EXERCISE INSTRUCTIONS: Write out every entry precisely as given, leaving the pictures out.

--- DATA LISTING ---

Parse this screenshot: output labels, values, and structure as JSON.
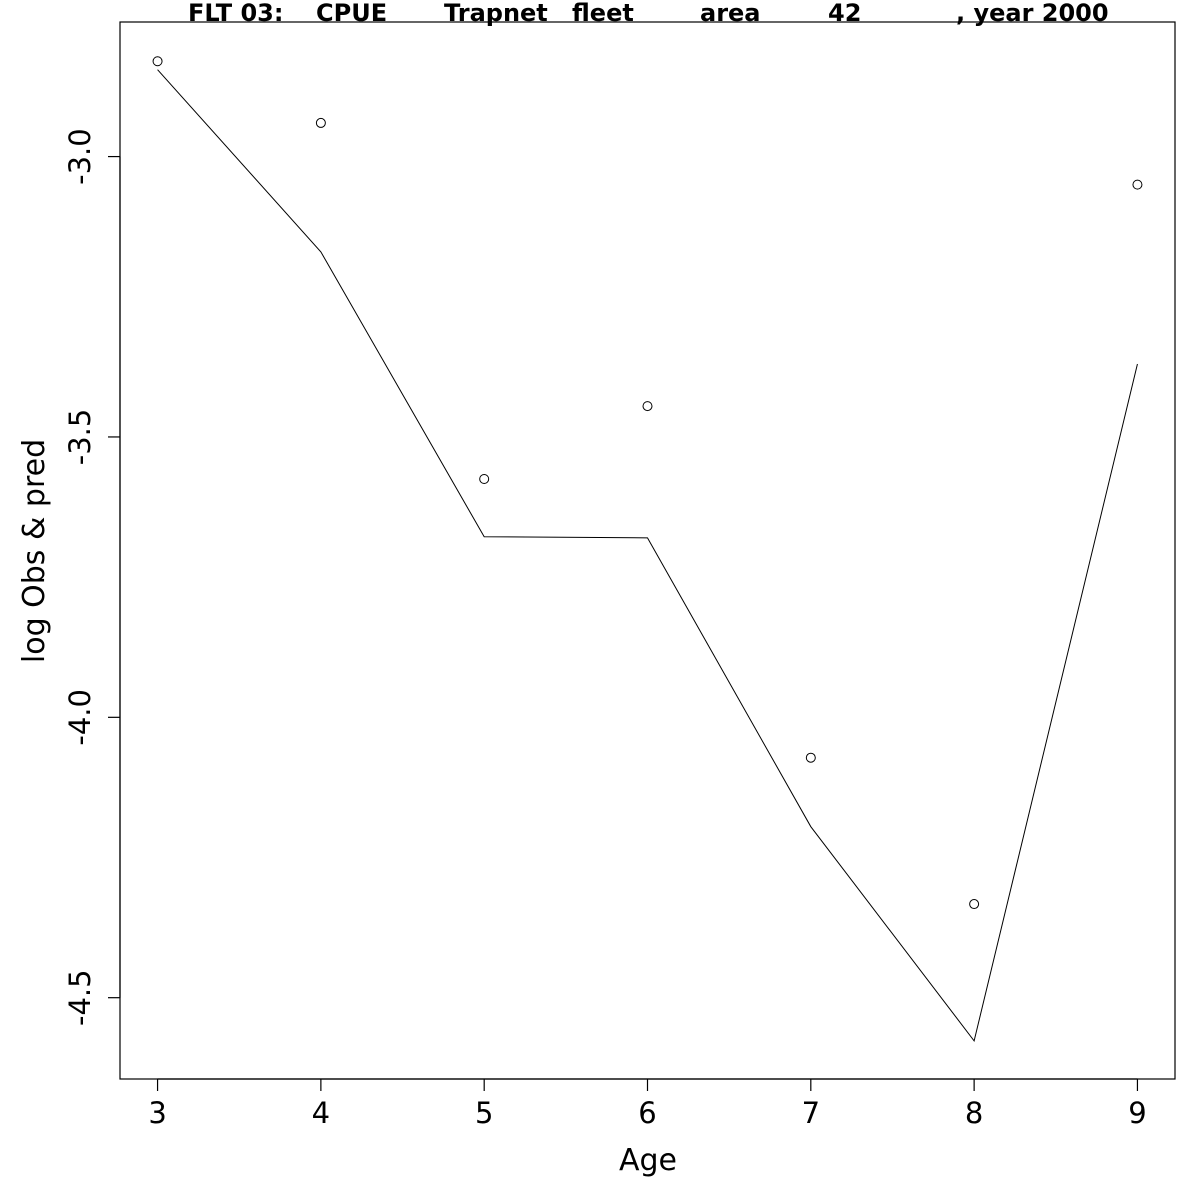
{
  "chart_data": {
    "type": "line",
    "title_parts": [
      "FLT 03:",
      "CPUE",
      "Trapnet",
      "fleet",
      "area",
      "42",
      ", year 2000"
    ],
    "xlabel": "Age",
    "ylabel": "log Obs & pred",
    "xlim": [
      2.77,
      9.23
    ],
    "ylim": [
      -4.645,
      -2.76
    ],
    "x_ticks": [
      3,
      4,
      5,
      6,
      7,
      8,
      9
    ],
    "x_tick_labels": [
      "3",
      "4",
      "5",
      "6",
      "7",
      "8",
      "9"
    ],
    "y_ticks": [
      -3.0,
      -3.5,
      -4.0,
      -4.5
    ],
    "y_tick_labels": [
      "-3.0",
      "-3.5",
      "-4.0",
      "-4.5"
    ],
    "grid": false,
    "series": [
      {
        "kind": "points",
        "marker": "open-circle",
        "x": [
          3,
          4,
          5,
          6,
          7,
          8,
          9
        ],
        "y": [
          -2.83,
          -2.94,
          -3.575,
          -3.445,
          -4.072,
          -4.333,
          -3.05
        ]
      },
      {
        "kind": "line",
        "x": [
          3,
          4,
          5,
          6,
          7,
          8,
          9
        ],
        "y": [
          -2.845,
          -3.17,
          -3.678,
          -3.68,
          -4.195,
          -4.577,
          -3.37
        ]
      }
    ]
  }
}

---

ANSWER TO THIS PROBLEM:
Parse this screenshot: output labels, values, and structure as JSON.
{
  "chart_data": {
    "type": "line",
    "title_parts": [
      "FLT 03:",
      "CPUE",
      "Trapnet",
      "fleet",
      "area",
      "42",
      ", year 2000"
    ],
    "xlabel": "Age",
    "ylabel": "log Obs & pred",
    "xlim": [
      2.77,
      9.23
    ],
    "ylim": [
      -4.645,
      -2.76
    ],
    "x_ticks": [
      3,
      4,
      5,
      6,
      7,
      8,
      9
    ],
    "x_tick_labels": [
      "3",
      "4",
      "5",
      "6",
      "7",
      "8",
      "9"
    ],
    "y_ticks": [
      -3.0,
      -3.5,
      -4.0,
      -4.5
    ],
    "y_tick_labels": [
      "-3.0",
      "-3.5",
      "-4.0",
      "-4.5"
    ],
    "grid": false,
    "series": [
      {
        "kind": "points",
        "marker": "open-circle",
        "x": [
          3,
          4,
          5,
          6,
          7,
          8,
          9
        ],
        "y": [
          -2.83,
          -2.94,
          -3.575,
          -3.445,
          -4.072,
          -4.333,
          -3.05
        ]
      },
      {
        "kind": "line",
        "x": [
          3,
          4,
          5,
          6,
          7,
          8,
          9
        ],
        "y": [
          -2.845,
          -3.17,
          -3.678,
          -3.68,
          -4.195,
          -4.577,
          -3.37
        ]
      }
    ]
  }
}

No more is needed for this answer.